** What to do **
From the listing below, extract each line containing the string "Time".

===== Input material

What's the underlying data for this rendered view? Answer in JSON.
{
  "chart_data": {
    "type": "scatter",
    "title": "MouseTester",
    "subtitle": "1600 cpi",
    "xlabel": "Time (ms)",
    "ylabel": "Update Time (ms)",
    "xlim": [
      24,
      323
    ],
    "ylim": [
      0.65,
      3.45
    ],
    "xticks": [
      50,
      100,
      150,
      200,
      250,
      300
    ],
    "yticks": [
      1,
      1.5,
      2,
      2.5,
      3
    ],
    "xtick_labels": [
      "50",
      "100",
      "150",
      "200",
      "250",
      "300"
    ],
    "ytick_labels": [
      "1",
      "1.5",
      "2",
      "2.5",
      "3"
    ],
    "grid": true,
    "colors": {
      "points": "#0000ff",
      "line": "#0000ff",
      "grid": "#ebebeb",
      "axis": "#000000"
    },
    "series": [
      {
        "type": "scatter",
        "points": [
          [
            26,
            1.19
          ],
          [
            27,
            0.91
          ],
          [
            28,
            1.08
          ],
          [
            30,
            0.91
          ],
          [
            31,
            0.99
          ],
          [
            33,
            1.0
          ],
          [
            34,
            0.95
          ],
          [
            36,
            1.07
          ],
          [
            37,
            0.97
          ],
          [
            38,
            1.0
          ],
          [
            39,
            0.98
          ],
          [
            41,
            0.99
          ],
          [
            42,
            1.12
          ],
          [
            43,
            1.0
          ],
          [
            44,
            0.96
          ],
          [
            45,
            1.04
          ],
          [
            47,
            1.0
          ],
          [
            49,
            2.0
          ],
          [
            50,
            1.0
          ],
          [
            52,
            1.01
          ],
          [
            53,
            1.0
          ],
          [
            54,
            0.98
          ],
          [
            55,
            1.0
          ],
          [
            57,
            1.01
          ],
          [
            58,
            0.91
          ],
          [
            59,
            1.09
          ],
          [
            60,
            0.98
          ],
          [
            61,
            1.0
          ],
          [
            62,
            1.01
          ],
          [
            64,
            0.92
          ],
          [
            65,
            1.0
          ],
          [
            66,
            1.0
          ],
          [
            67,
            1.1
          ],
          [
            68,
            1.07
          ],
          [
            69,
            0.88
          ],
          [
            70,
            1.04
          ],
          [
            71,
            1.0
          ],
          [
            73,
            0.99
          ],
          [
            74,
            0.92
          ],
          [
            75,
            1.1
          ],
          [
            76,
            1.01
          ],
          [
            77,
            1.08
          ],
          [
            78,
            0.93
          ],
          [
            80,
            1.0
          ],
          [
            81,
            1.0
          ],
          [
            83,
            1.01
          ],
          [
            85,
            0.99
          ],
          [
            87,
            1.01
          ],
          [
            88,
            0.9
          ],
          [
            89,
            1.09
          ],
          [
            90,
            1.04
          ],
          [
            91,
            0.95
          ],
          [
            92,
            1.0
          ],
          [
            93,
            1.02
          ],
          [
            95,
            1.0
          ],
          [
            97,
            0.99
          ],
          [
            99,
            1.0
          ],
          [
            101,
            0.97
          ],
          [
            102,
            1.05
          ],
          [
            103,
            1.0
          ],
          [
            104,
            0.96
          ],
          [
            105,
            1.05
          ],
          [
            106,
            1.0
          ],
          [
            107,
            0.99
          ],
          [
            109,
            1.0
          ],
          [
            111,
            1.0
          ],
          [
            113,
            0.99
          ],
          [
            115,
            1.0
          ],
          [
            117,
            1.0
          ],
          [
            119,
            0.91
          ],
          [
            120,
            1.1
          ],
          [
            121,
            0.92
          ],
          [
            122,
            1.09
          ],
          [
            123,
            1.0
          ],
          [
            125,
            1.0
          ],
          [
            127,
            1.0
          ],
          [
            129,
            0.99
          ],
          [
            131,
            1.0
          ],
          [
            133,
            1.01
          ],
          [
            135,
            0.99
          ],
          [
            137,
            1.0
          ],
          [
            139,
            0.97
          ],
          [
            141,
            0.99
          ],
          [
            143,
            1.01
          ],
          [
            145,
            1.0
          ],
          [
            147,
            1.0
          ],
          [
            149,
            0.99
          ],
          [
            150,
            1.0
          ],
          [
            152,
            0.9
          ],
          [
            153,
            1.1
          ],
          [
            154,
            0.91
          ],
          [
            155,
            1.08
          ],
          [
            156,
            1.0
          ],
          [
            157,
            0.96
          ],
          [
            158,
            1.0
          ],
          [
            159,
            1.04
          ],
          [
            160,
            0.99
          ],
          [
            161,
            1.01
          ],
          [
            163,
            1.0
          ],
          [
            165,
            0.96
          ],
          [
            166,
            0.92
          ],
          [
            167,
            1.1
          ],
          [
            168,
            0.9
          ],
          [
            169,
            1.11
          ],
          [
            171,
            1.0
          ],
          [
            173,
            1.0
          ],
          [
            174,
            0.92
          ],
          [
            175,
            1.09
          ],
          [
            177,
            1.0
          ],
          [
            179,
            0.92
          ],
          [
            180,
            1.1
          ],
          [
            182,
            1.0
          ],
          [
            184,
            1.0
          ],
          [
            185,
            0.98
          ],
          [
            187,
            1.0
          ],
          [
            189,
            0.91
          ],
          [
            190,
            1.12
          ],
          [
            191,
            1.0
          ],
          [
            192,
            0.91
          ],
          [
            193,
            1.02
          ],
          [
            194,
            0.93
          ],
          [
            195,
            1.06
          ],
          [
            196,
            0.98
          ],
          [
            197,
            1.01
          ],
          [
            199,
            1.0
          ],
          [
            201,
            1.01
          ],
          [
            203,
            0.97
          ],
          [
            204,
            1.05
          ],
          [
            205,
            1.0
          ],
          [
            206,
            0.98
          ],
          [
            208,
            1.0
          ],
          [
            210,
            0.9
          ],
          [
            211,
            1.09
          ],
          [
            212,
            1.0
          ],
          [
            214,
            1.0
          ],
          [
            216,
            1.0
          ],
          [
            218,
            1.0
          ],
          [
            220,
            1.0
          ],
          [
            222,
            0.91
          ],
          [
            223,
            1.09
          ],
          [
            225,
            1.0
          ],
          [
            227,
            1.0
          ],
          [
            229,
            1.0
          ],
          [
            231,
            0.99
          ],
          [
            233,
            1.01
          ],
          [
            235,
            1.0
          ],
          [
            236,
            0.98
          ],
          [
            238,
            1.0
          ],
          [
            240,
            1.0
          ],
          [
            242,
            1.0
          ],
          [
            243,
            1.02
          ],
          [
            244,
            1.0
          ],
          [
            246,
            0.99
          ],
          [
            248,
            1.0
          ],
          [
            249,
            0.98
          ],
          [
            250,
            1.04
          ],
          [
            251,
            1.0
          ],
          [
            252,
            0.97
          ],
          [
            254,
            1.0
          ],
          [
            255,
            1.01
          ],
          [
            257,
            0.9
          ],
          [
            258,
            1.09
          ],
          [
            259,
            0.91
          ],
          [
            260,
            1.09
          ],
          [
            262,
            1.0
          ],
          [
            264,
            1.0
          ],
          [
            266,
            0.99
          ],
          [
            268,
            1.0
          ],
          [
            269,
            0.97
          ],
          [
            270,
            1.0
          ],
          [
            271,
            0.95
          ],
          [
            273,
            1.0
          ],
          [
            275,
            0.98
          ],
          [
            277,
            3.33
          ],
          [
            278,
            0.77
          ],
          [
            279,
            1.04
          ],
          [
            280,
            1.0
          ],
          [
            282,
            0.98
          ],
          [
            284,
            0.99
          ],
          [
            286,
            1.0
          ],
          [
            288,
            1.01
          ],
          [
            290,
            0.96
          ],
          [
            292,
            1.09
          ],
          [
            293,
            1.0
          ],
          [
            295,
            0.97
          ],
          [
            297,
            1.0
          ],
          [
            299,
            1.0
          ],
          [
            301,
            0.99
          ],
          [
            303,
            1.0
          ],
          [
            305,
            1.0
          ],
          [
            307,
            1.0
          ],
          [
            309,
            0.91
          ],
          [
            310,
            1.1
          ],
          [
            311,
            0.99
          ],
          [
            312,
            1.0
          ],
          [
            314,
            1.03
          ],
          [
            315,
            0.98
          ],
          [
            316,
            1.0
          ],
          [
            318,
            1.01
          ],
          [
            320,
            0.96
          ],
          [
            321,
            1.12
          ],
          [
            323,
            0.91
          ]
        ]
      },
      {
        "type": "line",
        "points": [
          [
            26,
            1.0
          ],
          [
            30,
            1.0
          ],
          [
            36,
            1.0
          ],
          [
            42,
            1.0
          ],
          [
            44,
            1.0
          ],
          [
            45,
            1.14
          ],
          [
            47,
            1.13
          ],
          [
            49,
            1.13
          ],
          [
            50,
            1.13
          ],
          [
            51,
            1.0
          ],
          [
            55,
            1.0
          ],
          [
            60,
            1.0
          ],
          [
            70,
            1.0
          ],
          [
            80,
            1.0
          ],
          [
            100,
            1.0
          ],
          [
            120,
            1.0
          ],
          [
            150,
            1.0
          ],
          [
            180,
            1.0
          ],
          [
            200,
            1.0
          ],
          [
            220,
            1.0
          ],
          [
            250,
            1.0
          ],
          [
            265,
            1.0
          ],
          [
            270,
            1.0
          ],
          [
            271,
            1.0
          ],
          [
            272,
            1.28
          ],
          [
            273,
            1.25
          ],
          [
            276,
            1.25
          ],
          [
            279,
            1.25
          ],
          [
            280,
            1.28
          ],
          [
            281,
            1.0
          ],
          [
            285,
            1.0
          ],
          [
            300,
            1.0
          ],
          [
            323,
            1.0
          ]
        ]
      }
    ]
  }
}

==========

** Result of the task **
    "xlabel": "Time (ms)",
    "ylabel": "Update Time (ms)",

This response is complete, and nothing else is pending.